■ THE EXERCISE
Are you able to quote each entry exactly as written?

************

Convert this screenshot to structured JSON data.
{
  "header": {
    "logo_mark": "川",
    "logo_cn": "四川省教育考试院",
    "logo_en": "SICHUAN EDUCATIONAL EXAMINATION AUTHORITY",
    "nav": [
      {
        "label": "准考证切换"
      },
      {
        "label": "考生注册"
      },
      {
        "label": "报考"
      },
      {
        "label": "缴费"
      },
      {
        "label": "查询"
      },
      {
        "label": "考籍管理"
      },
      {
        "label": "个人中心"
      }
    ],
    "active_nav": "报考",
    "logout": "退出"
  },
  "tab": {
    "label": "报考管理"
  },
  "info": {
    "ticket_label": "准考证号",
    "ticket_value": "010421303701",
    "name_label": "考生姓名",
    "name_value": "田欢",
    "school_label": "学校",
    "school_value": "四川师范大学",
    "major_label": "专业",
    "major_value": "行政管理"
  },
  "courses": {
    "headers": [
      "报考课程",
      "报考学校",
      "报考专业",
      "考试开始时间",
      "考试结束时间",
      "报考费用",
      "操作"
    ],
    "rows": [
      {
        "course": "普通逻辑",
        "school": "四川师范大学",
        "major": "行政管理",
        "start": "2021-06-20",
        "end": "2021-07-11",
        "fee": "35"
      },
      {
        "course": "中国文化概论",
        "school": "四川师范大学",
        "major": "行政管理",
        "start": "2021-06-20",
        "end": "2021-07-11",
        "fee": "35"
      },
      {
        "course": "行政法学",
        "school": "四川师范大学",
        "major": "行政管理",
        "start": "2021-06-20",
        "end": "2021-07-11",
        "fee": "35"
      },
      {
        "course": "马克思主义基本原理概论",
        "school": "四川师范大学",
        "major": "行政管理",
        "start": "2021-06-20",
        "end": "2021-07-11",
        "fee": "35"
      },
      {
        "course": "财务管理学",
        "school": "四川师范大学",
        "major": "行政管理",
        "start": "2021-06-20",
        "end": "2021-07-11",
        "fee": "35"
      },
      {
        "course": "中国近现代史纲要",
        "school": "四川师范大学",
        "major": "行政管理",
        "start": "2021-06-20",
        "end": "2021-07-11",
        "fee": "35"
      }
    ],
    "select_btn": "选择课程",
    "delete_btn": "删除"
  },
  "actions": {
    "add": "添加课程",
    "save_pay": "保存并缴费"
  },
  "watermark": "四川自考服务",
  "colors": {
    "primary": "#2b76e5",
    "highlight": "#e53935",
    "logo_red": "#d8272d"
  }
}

************

■ EXERCISE OUTPUT
Convert this screenshot to structured JSON data.
{
  "header": {
    "logo_mark": "川",
    "logo_cn": "四川省教育考试院",
    "logo_en": "SICHUAN EDUCATIONAL EXAMINATION AUTHORITY",
    "nav": [
      {
        "label": "准考证切换"
      },
      {
        "label": "考生注册"
      },
      {
        "label": "报考"
      },
      {
        "label": "缴费"
      },
      {
        "label": "查询"
      },
      {
        "label": "考籍管理"
      },
      {
        "label": "个人中心"
      }
    ],
    "active_nav": "报考",
    "logout": "退出"
  },
  "tab": {
    "label": "报考管理"
  },
  "info": {
    "ticket_label": "准考证号",
    "ticket_value": "010421303701",
    "name_label": "考生姓名",
    "name_value": "田欢",
    "school_label": "学校",
    "school_value": "四川师范大学",
    "major_label": "专业",
    "major_value": "行政管理"
  },
  "courses": {
    "headers": [
      "报考课程",
      "报考学校",
      "报考专业",
      "考试开始时间",
      "考试结束时间",
      "报考费用",
      "操作"
    ],
    "rows": [
      {
        "course": "普通逻辑",
        "school": "四川师范大学",
        "major": "行政管理",
        "start": "2021-06-20",
        "end": "2021-07-11",
        "fee": "35"
      },
      {
        "course": "中国文化概论",
        "school": "四川师范大学",
        "major": "行政管理",
        "start": "2021-06-20",
        "end": "2021-07-11",
        "fee": "35"
      },
      {
        "course": "行政法学",
        "school": "四川师范大学",
        "major": "行政管理",
        "start": "2021-06-20",
        "end": "2021-07-11",
        "fee": "35"
      },
      {
        "course": "马克思主义基本原理概论",
        "school": "四川师范大学",
        "major": "行政管理",
        "start": "2021-06-20",
        "end": "2021-07-11",
        "fee": "35"
      },
      {
        "course": "财务管理学",
        "school": "四川师范大学",
        "major": "行政管理",
        "start": "2021-06-20",
        "end": "2021-07-11",
        "fee": "35"
      },
      {
        "course": "中国近现代史纲要",
        "school": "四川师范大学",
        "major": "行政管理",
        "start": "2021-06-20",
        "end": "2021-07-11",
        "fee": "35"
      }
    ],
    "select_btn": "选择课程",
    "delete_btn": "删除"
  },
  "actions": {
    "add": "添加课程",
    "save_pay": "保存并缴费"
  },
  "watermark": "四川自考服务",
  "colors": {
    "primary": "#2b76e5",
    "highlight": "#e53935",
    "logo_red": "#d8272d"
  }
}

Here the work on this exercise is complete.